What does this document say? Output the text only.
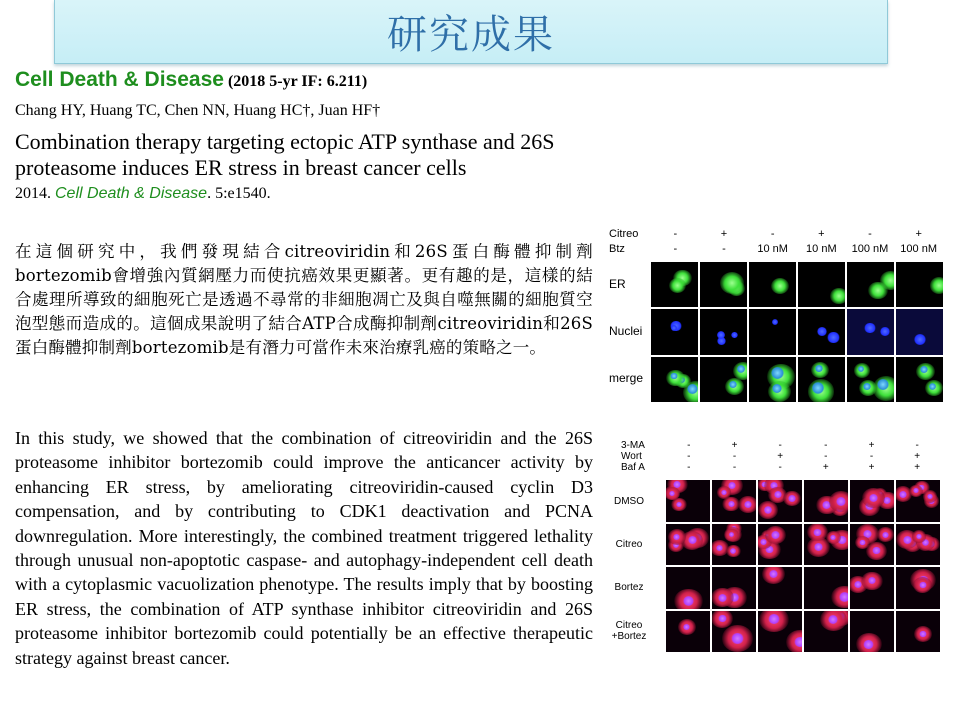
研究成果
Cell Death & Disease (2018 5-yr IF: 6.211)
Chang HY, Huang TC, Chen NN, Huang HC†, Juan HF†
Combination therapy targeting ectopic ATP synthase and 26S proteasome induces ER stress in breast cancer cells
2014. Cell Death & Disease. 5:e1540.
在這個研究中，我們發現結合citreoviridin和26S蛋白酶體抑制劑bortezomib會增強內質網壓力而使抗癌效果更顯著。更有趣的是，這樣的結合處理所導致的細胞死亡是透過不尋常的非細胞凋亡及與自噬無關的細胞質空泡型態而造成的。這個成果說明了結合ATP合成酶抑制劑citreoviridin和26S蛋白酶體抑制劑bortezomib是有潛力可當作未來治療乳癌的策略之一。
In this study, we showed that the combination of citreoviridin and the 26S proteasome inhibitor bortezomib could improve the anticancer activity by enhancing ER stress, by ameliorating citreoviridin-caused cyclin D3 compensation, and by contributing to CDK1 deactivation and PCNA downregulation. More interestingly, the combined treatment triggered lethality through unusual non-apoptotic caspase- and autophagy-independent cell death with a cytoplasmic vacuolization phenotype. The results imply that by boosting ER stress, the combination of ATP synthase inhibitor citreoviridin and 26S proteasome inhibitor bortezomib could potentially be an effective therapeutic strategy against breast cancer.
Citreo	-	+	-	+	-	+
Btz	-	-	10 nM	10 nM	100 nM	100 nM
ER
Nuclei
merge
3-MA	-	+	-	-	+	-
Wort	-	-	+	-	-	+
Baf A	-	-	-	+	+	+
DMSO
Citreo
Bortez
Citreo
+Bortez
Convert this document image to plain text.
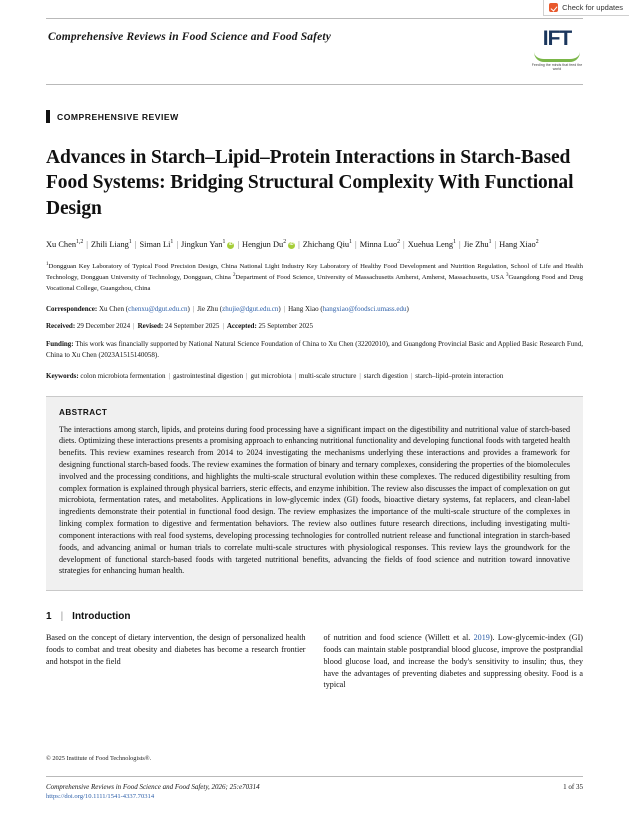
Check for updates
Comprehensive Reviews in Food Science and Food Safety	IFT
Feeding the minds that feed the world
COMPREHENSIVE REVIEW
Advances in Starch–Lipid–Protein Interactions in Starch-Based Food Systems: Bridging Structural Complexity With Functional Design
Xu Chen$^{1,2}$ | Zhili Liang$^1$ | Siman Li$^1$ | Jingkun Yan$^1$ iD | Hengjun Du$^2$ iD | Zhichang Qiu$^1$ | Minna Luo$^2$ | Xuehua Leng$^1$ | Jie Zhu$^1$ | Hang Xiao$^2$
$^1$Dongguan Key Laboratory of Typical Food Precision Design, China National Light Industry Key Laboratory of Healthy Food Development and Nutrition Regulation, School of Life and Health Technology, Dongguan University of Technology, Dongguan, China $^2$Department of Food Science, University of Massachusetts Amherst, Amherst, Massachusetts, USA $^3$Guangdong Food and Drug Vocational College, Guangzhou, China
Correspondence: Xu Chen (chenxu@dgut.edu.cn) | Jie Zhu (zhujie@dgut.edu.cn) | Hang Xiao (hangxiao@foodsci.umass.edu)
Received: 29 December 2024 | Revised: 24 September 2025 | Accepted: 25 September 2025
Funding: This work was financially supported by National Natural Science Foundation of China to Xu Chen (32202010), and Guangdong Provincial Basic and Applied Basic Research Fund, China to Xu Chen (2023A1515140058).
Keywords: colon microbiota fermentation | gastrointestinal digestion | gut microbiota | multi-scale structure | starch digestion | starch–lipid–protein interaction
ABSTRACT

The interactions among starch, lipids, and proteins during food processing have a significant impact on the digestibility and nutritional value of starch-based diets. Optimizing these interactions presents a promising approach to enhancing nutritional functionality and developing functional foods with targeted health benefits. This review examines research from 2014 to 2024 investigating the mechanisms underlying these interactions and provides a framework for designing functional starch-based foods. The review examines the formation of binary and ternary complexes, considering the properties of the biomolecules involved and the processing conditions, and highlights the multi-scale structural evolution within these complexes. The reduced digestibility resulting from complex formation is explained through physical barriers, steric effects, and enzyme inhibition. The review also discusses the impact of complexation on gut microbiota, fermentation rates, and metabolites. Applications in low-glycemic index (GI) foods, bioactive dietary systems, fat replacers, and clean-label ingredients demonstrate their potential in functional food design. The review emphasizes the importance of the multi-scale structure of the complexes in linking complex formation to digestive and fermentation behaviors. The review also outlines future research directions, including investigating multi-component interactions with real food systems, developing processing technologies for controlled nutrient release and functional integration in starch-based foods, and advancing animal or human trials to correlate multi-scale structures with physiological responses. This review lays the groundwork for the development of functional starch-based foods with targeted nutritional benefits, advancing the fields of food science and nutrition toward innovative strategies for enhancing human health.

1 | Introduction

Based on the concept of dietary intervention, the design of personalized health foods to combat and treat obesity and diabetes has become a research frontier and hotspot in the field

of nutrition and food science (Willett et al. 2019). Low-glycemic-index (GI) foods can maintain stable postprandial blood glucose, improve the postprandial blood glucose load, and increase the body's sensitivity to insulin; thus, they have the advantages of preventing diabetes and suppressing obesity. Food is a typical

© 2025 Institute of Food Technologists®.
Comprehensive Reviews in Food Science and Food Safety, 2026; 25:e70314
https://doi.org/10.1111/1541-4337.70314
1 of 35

* * *

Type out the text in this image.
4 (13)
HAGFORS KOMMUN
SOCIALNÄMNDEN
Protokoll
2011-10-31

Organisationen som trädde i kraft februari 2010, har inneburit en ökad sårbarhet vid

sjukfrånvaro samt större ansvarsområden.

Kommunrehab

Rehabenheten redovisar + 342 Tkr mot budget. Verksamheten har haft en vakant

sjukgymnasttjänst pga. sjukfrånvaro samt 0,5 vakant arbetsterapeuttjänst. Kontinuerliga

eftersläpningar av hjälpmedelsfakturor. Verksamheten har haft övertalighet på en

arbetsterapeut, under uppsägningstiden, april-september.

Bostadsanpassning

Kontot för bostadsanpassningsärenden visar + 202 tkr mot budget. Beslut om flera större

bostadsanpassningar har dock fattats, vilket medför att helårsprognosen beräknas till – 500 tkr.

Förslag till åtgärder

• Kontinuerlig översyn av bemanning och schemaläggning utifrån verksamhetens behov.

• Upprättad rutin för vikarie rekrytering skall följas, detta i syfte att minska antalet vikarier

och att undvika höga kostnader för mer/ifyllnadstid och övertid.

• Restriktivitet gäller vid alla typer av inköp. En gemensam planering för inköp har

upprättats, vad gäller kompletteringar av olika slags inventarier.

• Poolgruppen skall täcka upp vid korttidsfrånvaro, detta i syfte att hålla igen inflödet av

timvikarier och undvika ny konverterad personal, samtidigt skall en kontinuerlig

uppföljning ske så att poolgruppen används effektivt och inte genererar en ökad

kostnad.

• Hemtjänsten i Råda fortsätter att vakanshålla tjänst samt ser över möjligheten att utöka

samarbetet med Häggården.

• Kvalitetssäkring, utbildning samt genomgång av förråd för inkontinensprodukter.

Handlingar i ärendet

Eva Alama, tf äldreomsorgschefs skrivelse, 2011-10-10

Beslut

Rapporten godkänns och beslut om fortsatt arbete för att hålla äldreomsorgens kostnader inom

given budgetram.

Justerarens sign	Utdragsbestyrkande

» **Task instructions**
Whenever a line of the records holds the string "document", pick it out and copy it.

» **Response area**
What does this document say? Output the text only.
Convert this document image to plain text.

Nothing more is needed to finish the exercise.